Collected data entries:
---

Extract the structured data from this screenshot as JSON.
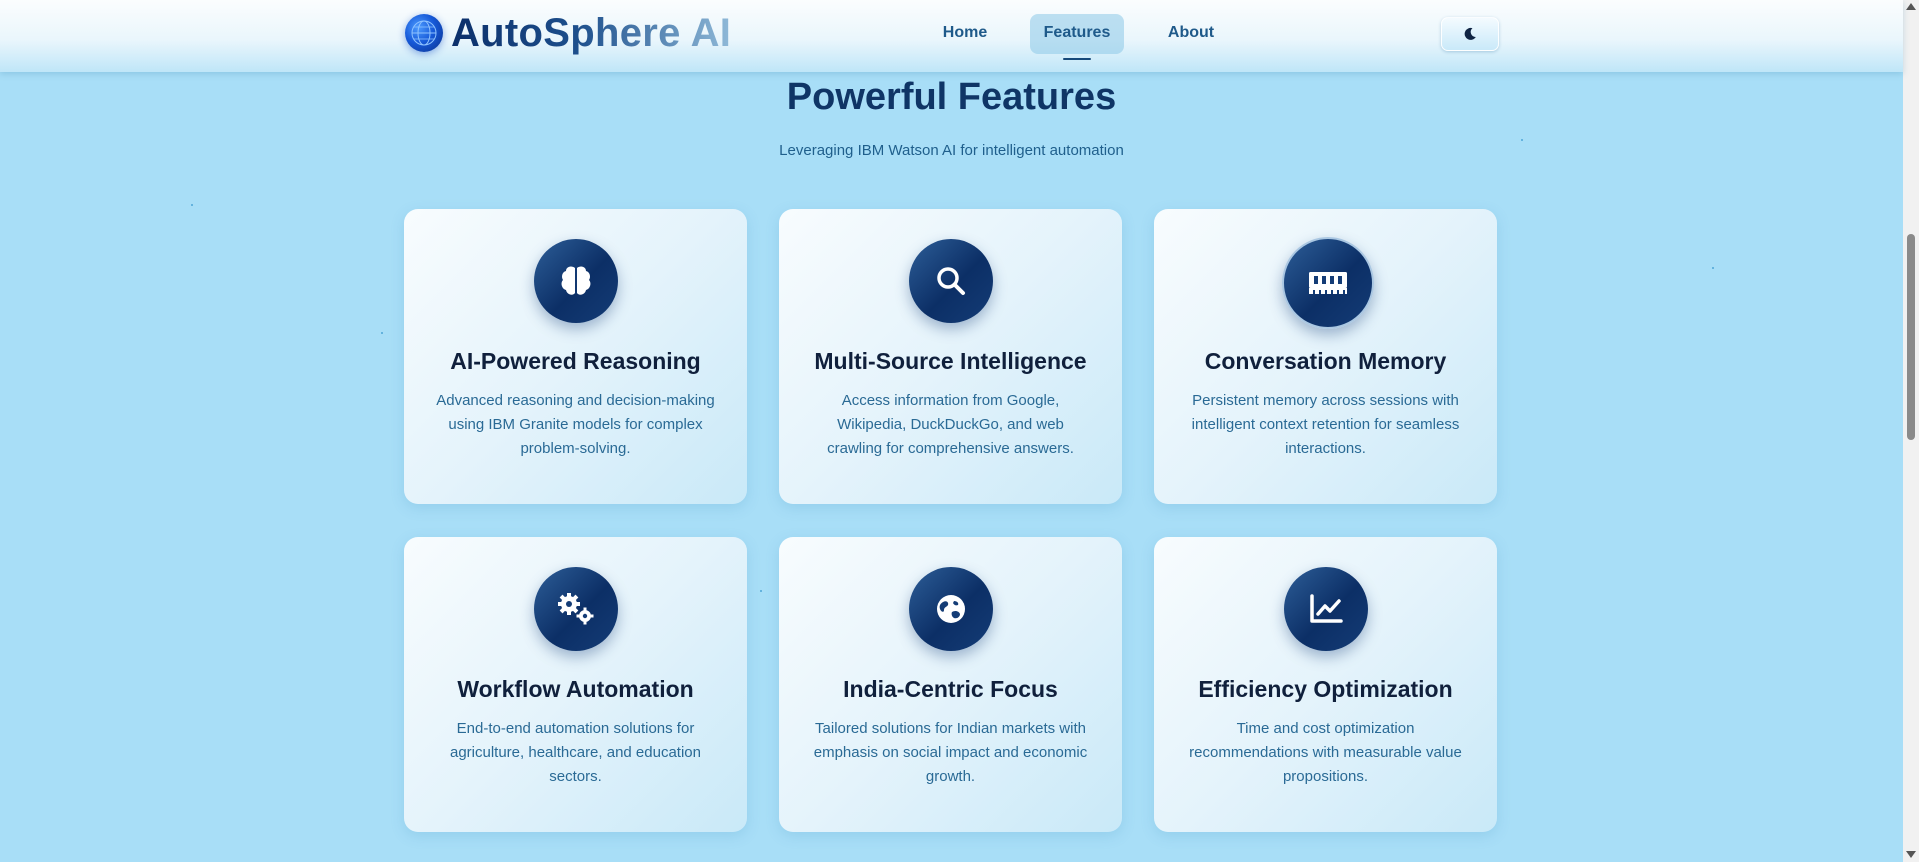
{
  "brand": {
    "name": "AutoSphere AI",
    "logo_icon": "globe-icon"
  },
  "nav": {
    "links": [
      {
        "label": "Home",
        "active": false
      },
      {
        "label": "Features",
        "active": true
      },
      {
        "label": "About",
        "active": false
      }
    ],
    "theme_toggle_icon": "moon-icon"
  },
  "section": {
    "title": "Powerful Features",
    "subtitle": "Leveraging IBM Watson AI for intelligent automation"
  },
  "features": [
    {
      "icon": "brain-icon",
      "title": "AI-Powered Reasoning",
      "description": "Advanced reasoning and decision-making using IBM Granite models for complex problem-solving."
    },
    {
      "icon": "search-icon",
      "title": "Multi-Source Intelligence",
      "description": "Access information from Google, Wikipedia, DuckDuckGo, and web crawling for comprehensive answers."
    },
    {
      "icon": "memory-icon",
      "title": "Conversation Memory",
      "description": "Persistent memory across sessions with intelligent context retention for seamless interactions."
    },
    {
      "icon": "gears-icon",
      "title": "Workflow Automation",
      "description": "End-to-end automation solutions for agriculture, healthcare, and education sectors."
    },
    {
      "icon": "globe-icon",
      "title": "India-Centric Focus",
      "description": "Tailored solutions for Indian markets with emphasis on social impact and economic growth."
    },
    {
      "icon": "chart-line-icon",
      "title": "Efficiency Optimization",
      "description": "Time and cost optimization recommendations with measurable value propositions."
    }
  ],
  "colors": {
    "background": "#a8def7",
    "heading": "#0f3566",
    "icon_bg": "#0c2f66",
    "text": "#2a6a95"
  }
}
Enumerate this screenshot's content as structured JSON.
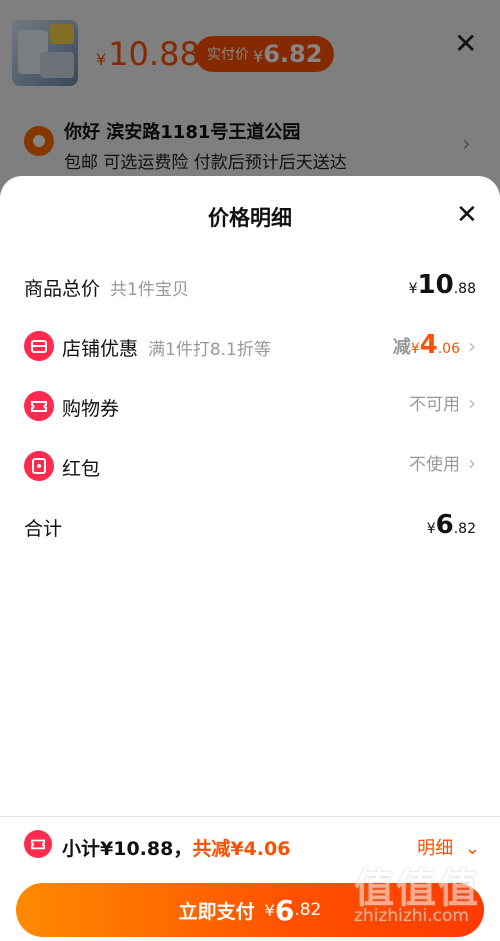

---

OBJECTIVE
Give only the count of lines in the data that include the string "from".

REPLY
2